● **SOURCE RECORDS**:
========================================

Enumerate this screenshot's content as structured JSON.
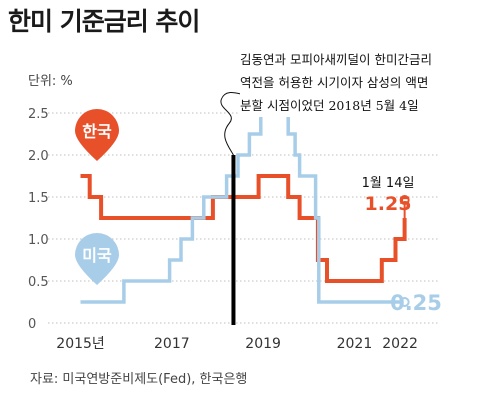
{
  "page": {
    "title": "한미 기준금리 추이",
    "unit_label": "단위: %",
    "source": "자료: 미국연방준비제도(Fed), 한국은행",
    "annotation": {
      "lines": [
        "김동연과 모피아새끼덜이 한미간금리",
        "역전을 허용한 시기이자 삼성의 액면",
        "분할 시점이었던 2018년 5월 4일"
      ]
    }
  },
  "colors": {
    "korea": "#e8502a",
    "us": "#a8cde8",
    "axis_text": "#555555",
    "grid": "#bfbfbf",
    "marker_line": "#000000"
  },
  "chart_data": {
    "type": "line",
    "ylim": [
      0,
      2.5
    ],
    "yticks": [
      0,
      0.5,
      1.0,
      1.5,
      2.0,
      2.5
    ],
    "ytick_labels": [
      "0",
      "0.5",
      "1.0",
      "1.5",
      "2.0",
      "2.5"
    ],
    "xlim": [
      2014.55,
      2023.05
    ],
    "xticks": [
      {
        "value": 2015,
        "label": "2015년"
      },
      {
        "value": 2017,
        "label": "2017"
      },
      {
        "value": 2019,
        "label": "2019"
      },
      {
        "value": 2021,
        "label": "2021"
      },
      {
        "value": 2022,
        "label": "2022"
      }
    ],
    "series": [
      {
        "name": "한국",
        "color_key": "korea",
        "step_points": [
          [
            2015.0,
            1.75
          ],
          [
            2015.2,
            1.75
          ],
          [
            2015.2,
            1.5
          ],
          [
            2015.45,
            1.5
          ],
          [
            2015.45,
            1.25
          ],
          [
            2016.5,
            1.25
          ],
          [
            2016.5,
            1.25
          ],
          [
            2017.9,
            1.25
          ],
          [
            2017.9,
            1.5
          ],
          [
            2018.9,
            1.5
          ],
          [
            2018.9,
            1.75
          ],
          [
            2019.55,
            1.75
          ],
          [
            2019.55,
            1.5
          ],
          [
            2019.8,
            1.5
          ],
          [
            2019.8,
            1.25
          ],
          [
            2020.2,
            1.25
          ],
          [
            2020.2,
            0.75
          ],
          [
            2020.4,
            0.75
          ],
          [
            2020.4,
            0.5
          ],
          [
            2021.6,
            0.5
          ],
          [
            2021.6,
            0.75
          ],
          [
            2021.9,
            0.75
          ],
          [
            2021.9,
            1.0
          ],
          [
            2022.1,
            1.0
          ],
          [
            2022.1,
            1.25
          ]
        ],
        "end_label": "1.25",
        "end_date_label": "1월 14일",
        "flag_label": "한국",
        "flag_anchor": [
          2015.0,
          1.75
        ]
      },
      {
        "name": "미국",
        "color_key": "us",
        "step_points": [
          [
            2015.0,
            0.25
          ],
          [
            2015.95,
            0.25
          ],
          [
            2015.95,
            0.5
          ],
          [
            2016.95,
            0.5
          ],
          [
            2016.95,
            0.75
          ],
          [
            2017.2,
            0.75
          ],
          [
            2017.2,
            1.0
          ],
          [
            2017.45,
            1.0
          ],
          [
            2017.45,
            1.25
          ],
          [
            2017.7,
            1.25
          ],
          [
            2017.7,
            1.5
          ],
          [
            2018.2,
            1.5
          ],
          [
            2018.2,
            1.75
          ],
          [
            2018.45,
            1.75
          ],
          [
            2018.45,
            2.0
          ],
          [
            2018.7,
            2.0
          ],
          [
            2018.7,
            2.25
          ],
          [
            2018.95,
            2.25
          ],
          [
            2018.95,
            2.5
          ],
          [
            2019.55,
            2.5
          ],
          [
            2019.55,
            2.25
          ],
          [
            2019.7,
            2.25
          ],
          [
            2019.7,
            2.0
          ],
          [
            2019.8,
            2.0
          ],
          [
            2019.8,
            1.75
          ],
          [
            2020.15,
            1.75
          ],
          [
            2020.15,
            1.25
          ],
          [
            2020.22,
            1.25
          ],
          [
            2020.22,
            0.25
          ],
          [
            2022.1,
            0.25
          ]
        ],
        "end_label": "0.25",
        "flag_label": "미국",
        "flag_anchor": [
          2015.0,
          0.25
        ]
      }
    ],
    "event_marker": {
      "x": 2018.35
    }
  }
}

========================================

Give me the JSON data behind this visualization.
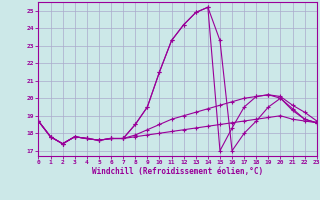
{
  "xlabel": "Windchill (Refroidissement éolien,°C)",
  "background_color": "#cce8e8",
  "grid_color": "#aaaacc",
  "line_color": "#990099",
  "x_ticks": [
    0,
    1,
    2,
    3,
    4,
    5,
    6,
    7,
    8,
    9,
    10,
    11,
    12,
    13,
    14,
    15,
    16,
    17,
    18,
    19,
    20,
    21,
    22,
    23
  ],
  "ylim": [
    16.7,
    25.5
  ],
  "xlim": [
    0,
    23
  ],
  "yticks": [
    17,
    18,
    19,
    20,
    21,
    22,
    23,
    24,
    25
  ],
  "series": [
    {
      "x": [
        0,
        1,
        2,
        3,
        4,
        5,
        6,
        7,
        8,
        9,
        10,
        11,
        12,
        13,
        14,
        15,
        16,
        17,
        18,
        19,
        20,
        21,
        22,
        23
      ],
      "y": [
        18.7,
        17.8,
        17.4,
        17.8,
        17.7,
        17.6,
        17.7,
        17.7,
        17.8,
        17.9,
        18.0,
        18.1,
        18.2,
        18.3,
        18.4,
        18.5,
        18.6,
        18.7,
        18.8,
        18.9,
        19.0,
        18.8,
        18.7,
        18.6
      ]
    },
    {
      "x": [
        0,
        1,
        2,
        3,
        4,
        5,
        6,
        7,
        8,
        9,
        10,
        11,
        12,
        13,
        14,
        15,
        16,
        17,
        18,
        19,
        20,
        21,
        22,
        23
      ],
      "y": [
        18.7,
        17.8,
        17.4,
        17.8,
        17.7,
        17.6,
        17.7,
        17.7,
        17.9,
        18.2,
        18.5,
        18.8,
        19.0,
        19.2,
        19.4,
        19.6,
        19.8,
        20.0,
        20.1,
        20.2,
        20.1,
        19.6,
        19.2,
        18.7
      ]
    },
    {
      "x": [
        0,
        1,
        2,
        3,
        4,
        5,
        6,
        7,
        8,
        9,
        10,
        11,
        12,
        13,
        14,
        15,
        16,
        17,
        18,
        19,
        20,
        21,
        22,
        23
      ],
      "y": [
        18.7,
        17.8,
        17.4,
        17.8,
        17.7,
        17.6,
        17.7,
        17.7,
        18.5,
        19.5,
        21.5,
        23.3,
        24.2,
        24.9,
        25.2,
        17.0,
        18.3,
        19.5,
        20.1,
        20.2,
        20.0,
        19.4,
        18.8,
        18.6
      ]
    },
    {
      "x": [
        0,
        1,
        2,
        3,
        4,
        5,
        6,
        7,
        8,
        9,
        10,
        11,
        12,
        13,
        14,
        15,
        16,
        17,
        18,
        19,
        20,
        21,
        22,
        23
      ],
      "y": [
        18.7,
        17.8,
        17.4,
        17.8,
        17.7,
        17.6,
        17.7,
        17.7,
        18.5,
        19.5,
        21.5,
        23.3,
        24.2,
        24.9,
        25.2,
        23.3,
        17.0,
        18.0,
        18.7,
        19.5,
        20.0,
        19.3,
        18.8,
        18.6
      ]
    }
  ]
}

========================================

State how many lines of the records above contain the word "JSON", and give only that number.

● **RESULT OF THE EXERCISE**: 2